— Written instruction —
Find every line of the listing below where "Homeland" appears, and copy it.

— Lines of data —
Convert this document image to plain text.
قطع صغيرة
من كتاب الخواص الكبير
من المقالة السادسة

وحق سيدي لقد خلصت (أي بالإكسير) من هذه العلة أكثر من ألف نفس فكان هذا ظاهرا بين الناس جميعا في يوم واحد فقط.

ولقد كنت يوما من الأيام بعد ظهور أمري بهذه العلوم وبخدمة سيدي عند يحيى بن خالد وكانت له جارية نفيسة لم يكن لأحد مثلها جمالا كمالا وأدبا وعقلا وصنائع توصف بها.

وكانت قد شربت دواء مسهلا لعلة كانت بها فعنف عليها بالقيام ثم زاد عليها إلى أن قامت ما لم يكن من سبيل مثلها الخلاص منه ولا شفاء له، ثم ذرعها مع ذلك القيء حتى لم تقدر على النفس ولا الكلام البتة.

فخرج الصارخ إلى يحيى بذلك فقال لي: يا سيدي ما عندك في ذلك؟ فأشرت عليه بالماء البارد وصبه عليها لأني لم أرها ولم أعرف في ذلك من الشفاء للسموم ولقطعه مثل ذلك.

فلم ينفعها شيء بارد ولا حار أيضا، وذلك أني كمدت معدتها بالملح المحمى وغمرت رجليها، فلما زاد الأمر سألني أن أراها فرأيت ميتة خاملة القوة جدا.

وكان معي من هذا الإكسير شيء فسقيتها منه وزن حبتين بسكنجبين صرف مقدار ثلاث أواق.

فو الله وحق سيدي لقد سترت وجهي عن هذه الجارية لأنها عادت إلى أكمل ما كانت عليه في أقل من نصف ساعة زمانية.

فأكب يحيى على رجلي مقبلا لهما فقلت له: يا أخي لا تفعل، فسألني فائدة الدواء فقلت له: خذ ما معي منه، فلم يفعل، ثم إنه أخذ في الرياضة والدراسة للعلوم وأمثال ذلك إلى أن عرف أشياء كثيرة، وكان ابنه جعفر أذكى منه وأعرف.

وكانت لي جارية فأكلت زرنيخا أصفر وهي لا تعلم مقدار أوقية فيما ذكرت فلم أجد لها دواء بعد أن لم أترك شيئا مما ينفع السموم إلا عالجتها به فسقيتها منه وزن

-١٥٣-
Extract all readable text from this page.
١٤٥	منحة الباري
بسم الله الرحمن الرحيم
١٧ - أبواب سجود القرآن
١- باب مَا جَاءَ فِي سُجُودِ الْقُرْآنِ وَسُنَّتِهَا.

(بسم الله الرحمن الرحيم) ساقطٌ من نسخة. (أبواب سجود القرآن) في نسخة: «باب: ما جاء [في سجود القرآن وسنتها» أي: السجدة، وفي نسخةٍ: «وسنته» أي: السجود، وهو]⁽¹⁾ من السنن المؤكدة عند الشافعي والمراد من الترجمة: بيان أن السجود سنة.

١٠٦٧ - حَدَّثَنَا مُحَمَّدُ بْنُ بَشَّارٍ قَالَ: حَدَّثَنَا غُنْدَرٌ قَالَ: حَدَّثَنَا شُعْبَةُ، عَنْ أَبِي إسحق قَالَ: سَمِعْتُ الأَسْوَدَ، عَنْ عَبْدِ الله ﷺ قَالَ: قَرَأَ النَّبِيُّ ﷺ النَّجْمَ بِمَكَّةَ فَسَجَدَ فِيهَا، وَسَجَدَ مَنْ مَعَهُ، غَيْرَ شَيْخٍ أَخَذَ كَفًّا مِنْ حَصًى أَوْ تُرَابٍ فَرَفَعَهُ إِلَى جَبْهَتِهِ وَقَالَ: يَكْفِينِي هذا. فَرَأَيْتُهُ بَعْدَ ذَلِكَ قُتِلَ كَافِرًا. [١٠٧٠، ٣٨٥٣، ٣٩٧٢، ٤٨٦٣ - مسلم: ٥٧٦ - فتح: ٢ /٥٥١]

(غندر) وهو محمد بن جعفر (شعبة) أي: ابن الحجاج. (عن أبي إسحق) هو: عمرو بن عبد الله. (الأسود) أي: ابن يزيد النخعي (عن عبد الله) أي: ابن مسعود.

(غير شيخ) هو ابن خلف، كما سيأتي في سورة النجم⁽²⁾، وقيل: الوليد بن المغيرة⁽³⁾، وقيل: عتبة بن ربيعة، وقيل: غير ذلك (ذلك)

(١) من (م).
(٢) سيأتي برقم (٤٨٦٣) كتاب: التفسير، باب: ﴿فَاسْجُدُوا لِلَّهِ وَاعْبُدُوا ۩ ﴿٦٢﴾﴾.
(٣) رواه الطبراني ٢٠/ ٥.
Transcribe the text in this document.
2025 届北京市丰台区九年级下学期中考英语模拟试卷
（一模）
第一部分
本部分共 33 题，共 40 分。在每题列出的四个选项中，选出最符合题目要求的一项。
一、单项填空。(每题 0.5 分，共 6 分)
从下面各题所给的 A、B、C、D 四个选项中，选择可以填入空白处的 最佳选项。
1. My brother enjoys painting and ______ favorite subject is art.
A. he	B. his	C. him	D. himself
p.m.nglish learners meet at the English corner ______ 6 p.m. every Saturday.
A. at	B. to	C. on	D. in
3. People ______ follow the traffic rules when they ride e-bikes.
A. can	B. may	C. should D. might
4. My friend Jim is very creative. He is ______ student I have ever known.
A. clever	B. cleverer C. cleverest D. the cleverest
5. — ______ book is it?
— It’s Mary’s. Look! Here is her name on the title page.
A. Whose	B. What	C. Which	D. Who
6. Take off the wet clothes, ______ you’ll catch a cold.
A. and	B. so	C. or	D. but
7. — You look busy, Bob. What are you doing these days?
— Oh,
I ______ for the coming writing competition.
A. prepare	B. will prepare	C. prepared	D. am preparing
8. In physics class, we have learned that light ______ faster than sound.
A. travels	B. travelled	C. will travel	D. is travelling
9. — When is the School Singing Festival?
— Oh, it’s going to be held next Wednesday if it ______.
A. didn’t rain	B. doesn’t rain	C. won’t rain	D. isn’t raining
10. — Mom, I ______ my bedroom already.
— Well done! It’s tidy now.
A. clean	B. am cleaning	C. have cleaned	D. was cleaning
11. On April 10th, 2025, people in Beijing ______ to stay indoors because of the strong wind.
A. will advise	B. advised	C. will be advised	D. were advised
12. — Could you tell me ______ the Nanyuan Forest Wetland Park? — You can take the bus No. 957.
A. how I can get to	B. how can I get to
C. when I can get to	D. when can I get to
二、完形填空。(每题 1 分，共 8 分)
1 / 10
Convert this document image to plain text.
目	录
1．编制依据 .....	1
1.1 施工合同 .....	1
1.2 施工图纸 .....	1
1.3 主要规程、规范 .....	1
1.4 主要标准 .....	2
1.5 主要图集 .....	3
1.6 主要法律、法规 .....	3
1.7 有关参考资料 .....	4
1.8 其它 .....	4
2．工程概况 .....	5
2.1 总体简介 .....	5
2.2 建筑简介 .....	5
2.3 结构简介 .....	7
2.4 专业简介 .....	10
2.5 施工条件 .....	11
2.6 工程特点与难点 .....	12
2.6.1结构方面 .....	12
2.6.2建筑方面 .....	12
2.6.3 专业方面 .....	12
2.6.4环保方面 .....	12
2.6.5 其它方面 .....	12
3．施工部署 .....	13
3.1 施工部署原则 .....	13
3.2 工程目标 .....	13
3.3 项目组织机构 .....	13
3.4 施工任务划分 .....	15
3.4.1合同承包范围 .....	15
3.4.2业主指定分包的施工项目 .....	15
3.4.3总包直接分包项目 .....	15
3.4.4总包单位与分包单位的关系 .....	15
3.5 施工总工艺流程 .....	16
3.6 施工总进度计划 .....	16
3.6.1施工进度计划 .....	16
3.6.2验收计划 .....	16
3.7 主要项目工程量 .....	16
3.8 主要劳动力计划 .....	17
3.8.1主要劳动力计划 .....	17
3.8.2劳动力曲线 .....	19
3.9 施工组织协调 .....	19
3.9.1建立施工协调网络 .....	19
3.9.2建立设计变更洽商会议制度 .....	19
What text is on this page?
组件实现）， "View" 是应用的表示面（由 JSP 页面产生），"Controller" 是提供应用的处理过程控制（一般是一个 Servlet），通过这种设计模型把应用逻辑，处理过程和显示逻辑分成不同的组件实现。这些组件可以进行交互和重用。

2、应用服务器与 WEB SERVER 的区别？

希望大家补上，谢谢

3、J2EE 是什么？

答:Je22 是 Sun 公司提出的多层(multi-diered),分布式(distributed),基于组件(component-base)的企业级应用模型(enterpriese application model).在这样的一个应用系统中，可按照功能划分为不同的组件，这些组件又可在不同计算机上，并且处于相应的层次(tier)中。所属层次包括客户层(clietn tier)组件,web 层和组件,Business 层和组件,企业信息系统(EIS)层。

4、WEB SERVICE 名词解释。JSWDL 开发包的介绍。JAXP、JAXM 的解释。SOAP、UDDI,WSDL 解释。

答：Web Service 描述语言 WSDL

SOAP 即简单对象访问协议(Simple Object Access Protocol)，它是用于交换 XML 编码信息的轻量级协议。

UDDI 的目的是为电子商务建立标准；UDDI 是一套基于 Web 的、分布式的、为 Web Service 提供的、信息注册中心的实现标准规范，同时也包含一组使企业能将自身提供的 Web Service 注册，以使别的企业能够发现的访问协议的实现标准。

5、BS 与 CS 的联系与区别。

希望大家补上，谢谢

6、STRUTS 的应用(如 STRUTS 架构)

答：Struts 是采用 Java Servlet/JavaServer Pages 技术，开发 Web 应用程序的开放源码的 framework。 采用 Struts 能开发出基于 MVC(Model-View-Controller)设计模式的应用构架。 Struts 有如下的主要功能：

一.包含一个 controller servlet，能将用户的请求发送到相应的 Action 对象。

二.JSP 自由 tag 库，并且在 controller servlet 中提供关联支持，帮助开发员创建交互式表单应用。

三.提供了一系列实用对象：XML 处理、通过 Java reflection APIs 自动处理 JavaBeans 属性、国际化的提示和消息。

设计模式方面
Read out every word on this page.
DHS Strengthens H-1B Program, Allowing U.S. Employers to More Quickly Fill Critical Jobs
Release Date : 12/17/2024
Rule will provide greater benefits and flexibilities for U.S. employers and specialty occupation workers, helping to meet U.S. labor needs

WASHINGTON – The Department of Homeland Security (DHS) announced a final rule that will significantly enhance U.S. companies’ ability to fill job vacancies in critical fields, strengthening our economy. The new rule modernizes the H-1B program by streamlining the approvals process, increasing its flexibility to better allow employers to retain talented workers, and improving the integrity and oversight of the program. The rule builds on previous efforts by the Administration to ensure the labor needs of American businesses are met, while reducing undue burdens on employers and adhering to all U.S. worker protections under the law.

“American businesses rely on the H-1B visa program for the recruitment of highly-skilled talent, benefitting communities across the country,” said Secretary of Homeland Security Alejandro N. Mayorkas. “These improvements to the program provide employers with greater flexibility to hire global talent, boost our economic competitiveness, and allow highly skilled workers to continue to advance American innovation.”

— Task result —
WASHINGTON – The Department of Homeland Security (DHS) announced a final rule that will significantly enhance U.S. companies’ ability to fill job vacancies in critical fields, strengthening our economy. The new rule modernizes the H-1B program by streamlining the approvals process, increasing its flexibility to better allow employers to retain talented workers, and improving the integrity and oversight of the program. The rule builds on previous efforts by the Administration to ensure the labor needs of American businesses are met, while reducing undue burdens on employers and adhering to all U.S. worker protections under the law.
“American businesses rely on the H-1B visa program for the recruitment of highly-skilled talent, benefitting communities across the country,” said Secretary of Homeland Security Alejandro N. Mayorkas. “These improvements to the program provide employers with greater flexibility to hire global talent, boost our economic competitiveness, and allow highly skilled workers to continue to advance American innovation.”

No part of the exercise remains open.